Task objective: Extract each line holding the word "在碳达峰" from the entries.

*****

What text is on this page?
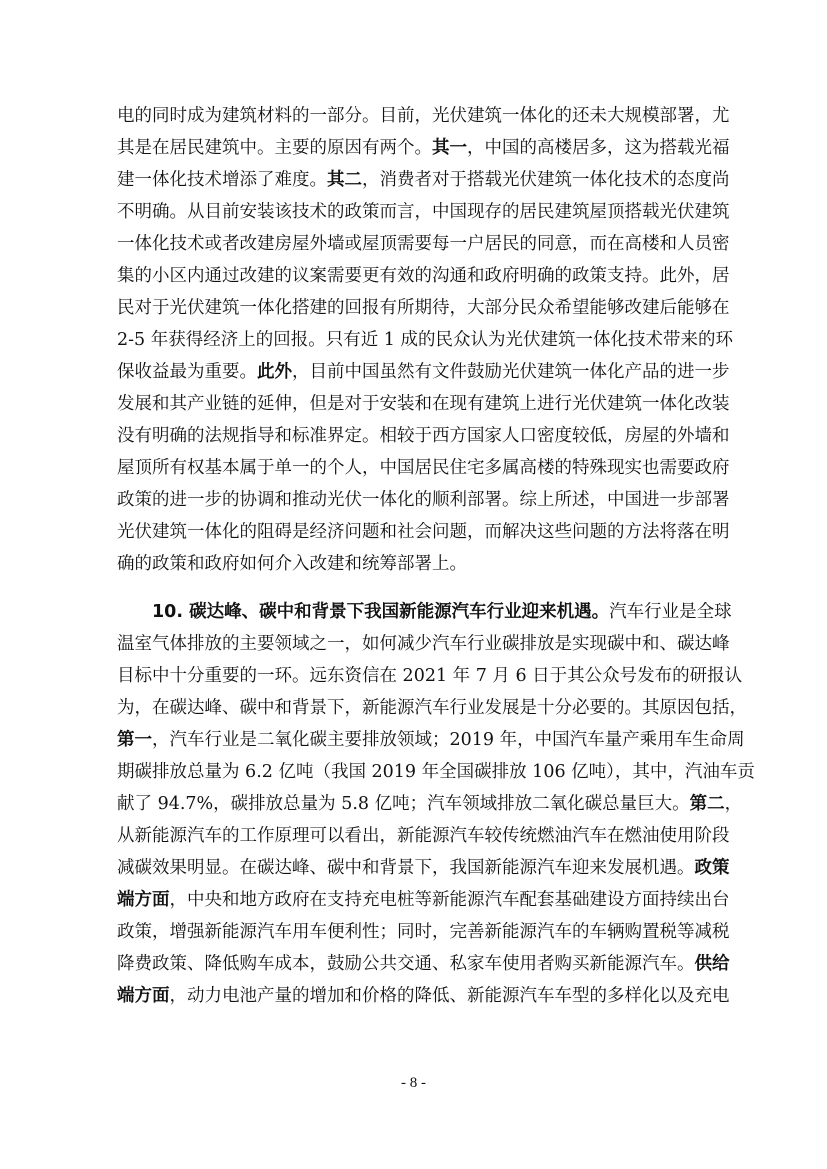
电的同时成为建筑材料的一部分。目前，光伏建筑一体化的还未大规模部署，尤
其是在居民建筑中。主要的原因有两个。其一，中国的高楼居多，这为搭载光福
建一体化技术增添了难度。其二，消费者对于搭载光伏建筑一体化技术的态度尚
不明确。从目前安装该技术的政策而言，中国现存的居民建筑屋顶搭载光伏建筑
一体化技术或者改建房屋外墙或屋顶需要每一户居民的同意，而在高楼和人员密
集的小区内通过改建的议案需要更有效的沟通和政府明确的政策支持。此外，居
民对于光伏建筑一体化搭建的回报有所期待，大部分民众希望能够改建后能够在
2-5 年获得经济上的回报。只有近 1 成的民众认为光伏建筑一体化技术带来的环
保收益最为重要。此外，目前中国虽然有文件鼓励光伏建筑一体化产品的进一步
发展和其产业链的延伸，但是对于安装和在现有建筑上进行光伏建筑一体化改装
没有明确的法规指导和标准界定。相较于西方国家人口密度较低，房屋的外墙和
屋顶所有权基本属于单一的个人，中国居民住宅多属高楼的特殊现实也需要政府
政策的进一步的协调和推动光伏一体化的顺利部署。综上所述，中国进一步部署
光伏建筑一体化的阻碍是经济问题和社会问题，而解决这些问题的方法将落在明
确的政策和政府如何介入改建和统筹部署上。
10. 碳达峰、碳中和背景下我国新能源汽车行业迎来机遇。汽车行业是全球
温室气体排放的主要领域之一，如何减少汽车行业碳排放是实现碳中和、碳达峰
目标中十分重要的一环。远东资信在 2021 年 7 月 6 日于其公众号发布的研报认
为，在碳达峰、碳中和背景下，新能源汽车行业发展是十分必要的。其原因包括，
第一，汽车行业是二氧化碳主要排放领域；2019 年，中国汽车量产乘用车生命周
期碳排放总量为 6.2 亿吨（我国 2019 年全国碳排放 106 亿吨），其中，汽油车贡
献了 94.7%，碳排放总量为 5.8 亿吨；汽车领域排放二氧化碳总量巨大。第二，
从新能源汽车的工作原理可以看出，新能源汽车较传统燃油汽车在燃油使用阶段
减碳效果明显。在碳达峰、碳中和背景下，我国新能源汽车迎来发展机遇。政策
端方面，中央和地方政府在支持充电桩等新能源汽车配套基础建设方面持续出台
政策，增强新能源汽车用车便利性；同时，完善新能源汽车的车辆购置税等减税
降费政策、降低购车成本，鼓励公共交通、私家车使用者购买新能源汽车。供给
端方面，动力电池产量的增加和价格的降低、新能源汽车车型的多样化以及充电
- 8 -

*****

Response for this exercise:
为，在碳达峰、碳中和背景下，新能源汽车行业发展是十分必要的。其原因包括，
减碳效果明显。在碳达峰、碳中和背景下，我国新能源汽车迎来发展机遇。政策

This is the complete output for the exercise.